Given request: Please count the lines of the material below that contain the string "difference", with case counting, and give only the number.

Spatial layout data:
=====
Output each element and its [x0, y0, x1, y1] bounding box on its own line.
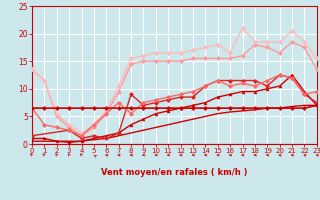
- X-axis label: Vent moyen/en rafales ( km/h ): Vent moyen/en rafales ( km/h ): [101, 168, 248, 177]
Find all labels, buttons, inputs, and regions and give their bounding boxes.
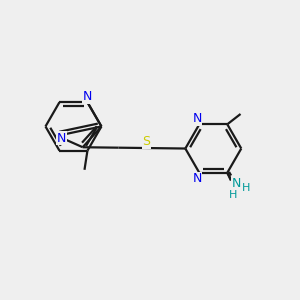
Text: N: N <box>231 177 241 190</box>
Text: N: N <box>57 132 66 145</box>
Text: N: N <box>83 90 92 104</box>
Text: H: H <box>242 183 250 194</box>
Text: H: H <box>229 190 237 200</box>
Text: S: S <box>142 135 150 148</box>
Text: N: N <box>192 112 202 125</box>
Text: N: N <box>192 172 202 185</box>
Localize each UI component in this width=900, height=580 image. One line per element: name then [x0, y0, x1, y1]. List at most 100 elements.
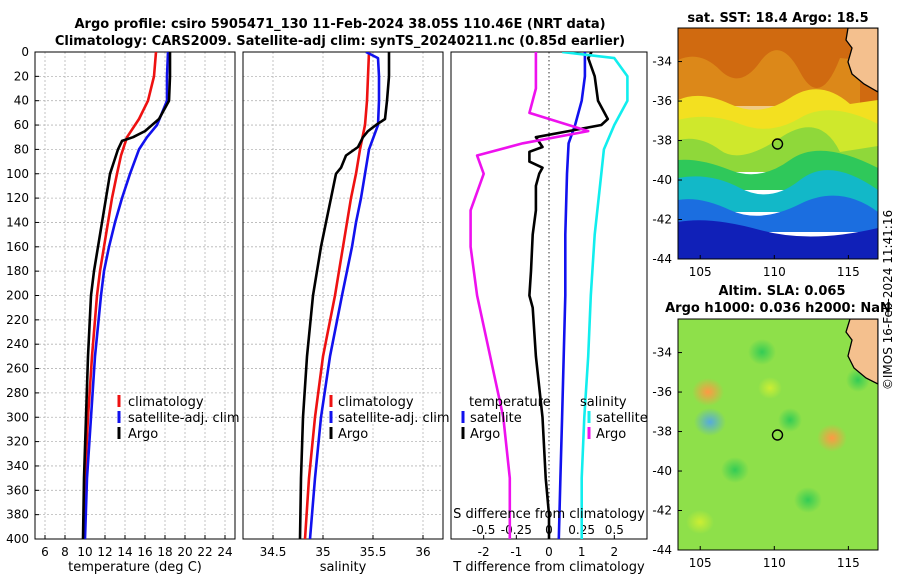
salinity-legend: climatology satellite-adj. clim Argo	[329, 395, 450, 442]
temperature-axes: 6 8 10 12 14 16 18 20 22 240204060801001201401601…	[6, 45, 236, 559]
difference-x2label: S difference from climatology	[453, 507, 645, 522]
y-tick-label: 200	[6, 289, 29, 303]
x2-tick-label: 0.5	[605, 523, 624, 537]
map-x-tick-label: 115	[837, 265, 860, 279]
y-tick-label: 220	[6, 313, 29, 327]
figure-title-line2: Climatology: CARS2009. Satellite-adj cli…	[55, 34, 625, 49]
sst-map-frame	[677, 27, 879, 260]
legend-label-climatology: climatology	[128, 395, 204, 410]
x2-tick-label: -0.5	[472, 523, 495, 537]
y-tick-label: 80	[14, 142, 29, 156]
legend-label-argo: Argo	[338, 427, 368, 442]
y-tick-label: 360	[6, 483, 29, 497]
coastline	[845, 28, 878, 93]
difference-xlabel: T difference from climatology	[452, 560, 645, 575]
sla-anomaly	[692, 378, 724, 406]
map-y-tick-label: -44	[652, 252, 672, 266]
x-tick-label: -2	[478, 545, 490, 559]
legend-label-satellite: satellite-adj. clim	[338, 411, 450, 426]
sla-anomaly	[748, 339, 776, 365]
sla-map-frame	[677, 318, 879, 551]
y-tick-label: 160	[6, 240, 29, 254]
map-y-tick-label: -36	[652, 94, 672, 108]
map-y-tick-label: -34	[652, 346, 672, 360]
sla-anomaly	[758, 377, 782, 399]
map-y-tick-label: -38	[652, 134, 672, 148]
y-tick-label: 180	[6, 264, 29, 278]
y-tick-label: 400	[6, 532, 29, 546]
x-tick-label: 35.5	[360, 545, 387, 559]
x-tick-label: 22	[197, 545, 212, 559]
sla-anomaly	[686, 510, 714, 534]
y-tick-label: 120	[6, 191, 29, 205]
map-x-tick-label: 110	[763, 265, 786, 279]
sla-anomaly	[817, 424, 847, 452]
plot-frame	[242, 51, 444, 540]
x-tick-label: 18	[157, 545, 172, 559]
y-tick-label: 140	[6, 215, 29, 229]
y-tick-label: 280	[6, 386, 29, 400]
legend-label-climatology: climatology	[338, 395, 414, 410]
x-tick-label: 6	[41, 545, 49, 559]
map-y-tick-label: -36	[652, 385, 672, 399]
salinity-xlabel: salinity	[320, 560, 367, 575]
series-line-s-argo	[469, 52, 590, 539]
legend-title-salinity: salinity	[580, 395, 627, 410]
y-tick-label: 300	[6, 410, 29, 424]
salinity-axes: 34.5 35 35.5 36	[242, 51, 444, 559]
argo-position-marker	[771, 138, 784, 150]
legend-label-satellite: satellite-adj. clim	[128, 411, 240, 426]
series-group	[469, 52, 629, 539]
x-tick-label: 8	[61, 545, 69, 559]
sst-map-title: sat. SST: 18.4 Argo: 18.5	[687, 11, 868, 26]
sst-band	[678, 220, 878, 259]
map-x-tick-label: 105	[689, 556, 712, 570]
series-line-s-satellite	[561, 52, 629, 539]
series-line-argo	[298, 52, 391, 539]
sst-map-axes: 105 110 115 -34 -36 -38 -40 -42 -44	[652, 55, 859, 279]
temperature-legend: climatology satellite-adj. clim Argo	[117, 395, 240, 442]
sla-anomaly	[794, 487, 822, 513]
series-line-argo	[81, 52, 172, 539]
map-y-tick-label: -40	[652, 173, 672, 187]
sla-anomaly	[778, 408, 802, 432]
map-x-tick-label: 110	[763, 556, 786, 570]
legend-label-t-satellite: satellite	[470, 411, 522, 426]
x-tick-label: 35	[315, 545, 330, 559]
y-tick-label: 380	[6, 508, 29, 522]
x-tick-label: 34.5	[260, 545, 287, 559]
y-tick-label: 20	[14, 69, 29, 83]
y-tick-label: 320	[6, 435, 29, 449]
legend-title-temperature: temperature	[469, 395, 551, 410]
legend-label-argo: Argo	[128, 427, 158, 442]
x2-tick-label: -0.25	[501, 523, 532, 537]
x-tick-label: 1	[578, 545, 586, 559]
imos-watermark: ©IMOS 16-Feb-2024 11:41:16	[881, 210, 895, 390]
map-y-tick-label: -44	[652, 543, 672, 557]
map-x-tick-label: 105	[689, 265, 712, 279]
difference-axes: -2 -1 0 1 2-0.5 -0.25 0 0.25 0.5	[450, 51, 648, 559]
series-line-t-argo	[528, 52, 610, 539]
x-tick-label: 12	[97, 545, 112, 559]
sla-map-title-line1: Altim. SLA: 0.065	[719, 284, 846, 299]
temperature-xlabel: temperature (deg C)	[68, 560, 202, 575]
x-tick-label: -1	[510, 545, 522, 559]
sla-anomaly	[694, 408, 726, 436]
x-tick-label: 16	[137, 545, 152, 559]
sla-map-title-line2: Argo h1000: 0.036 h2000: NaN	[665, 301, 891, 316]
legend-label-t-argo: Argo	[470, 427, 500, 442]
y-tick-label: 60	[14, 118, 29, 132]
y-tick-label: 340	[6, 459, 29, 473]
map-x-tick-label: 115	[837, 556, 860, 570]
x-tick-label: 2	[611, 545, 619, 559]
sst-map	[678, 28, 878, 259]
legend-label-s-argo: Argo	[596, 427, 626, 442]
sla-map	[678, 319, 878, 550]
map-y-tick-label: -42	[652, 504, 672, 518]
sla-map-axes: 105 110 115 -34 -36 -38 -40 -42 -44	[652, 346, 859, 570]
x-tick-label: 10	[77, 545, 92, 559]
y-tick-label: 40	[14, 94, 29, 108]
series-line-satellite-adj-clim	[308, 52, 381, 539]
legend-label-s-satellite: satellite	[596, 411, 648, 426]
=====
Exercise output: 3